- **TASK TO CARRY OUT**
Find the lines below that contain the string "owner". Copy each one.

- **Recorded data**
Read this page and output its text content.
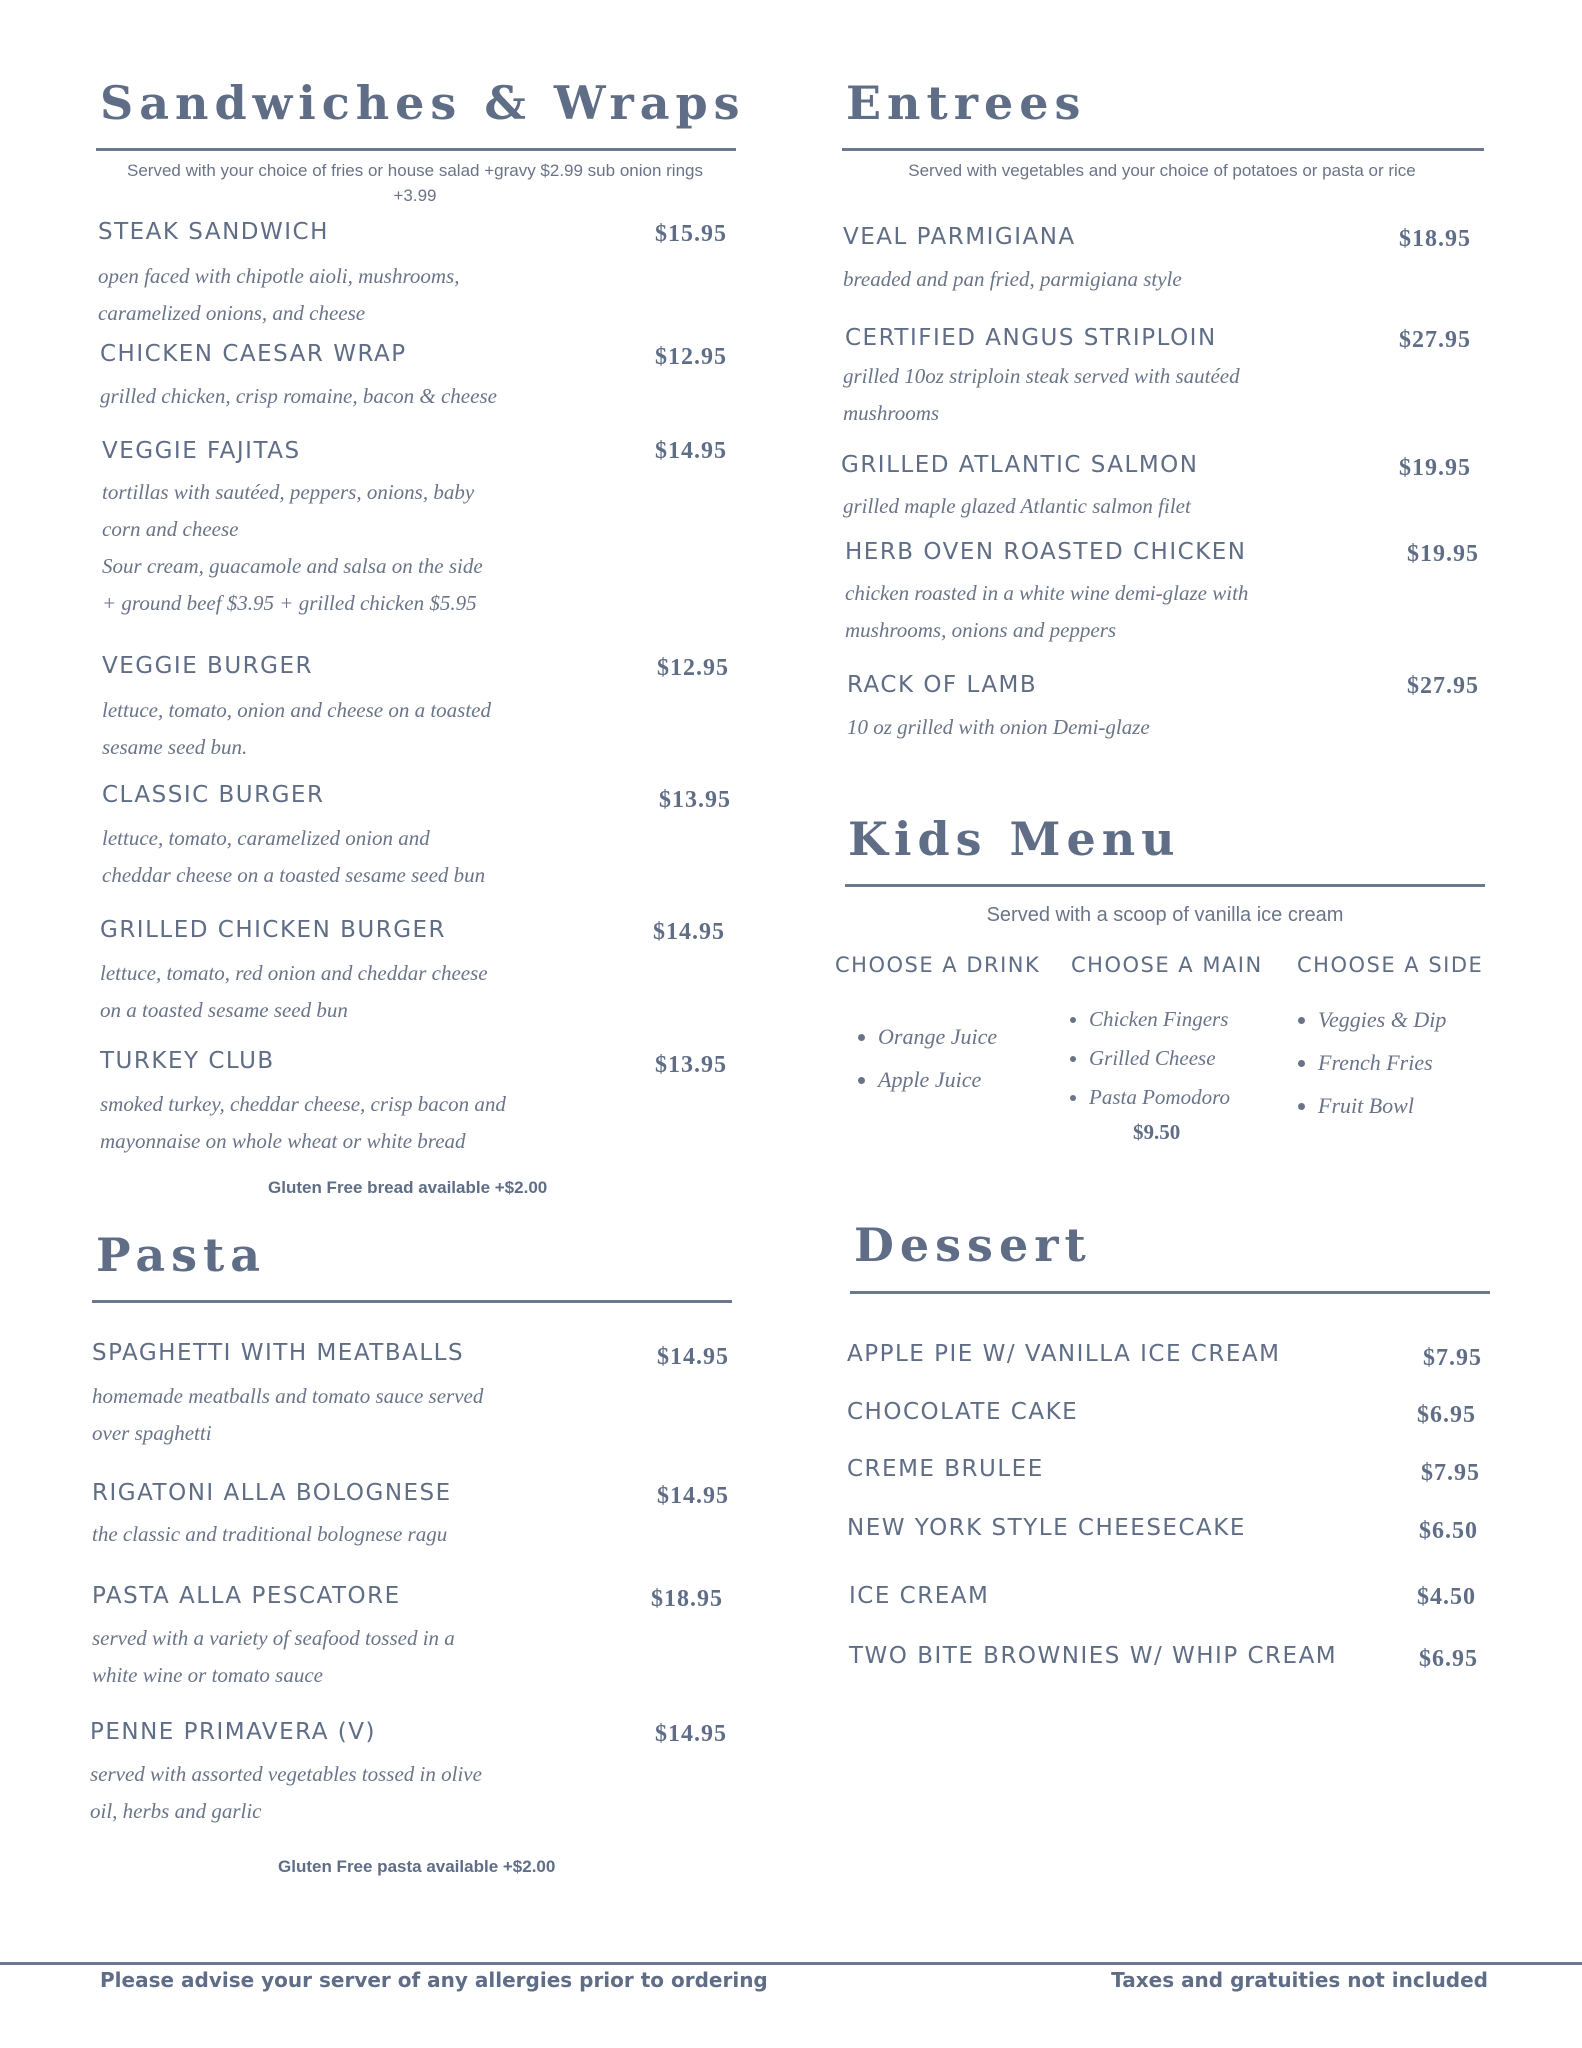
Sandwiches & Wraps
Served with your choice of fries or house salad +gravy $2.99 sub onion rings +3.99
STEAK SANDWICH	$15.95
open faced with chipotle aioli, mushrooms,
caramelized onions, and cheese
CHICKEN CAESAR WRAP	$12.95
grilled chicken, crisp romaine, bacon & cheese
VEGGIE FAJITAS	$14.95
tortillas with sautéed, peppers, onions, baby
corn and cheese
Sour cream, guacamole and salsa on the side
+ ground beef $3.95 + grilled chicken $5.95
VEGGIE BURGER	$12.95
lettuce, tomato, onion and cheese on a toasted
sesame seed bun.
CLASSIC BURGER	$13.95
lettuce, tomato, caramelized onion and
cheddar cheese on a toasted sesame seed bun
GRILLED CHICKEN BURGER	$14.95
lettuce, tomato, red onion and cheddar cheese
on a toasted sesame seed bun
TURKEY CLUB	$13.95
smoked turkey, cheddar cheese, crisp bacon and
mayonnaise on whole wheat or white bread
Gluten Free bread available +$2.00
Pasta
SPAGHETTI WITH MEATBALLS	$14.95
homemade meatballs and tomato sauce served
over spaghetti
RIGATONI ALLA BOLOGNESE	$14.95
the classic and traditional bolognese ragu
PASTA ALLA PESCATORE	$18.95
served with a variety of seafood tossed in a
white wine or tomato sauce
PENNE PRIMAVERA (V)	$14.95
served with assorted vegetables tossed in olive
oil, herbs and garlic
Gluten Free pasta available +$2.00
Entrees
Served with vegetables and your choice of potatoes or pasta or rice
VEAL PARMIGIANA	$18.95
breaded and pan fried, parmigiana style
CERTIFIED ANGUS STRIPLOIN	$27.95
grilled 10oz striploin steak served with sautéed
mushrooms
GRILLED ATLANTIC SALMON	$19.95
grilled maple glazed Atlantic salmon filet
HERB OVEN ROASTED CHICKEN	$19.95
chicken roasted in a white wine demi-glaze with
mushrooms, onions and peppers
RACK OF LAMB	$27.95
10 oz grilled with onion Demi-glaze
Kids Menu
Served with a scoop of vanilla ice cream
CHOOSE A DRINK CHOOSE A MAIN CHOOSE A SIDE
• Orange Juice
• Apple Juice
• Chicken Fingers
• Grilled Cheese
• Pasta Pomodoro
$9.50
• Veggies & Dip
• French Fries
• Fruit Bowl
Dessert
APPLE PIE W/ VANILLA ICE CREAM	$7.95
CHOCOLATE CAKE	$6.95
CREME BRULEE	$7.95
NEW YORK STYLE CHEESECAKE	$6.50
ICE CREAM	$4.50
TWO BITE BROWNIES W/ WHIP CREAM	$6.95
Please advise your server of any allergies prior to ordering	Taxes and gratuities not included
--
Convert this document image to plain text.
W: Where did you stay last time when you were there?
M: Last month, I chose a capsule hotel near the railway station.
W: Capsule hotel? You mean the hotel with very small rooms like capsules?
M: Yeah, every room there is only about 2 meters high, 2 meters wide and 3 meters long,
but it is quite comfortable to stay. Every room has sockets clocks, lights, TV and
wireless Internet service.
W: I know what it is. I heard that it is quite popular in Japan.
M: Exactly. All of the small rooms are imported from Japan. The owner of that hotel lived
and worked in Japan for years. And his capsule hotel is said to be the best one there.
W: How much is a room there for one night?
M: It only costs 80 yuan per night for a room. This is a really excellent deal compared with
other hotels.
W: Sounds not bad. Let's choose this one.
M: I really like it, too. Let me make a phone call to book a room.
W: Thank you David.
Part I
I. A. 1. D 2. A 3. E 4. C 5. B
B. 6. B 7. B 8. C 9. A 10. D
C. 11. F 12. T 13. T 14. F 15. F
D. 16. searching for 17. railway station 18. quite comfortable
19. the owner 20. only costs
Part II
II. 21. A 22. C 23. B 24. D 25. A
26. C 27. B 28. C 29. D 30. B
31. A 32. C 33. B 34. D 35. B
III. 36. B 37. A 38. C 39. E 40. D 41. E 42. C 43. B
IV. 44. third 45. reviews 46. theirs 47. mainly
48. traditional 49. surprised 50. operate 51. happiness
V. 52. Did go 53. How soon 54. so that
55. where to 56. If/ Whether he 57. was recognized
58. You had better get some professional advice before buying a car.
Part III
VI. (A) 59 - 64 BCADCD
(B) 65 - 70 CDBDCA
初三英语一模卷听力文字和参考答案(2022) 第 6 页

- **THE RESPONSE**
M: Exactly. All of the small rooms are imported from Japan. The owner of that hotel lived
19. the owner 20. only costs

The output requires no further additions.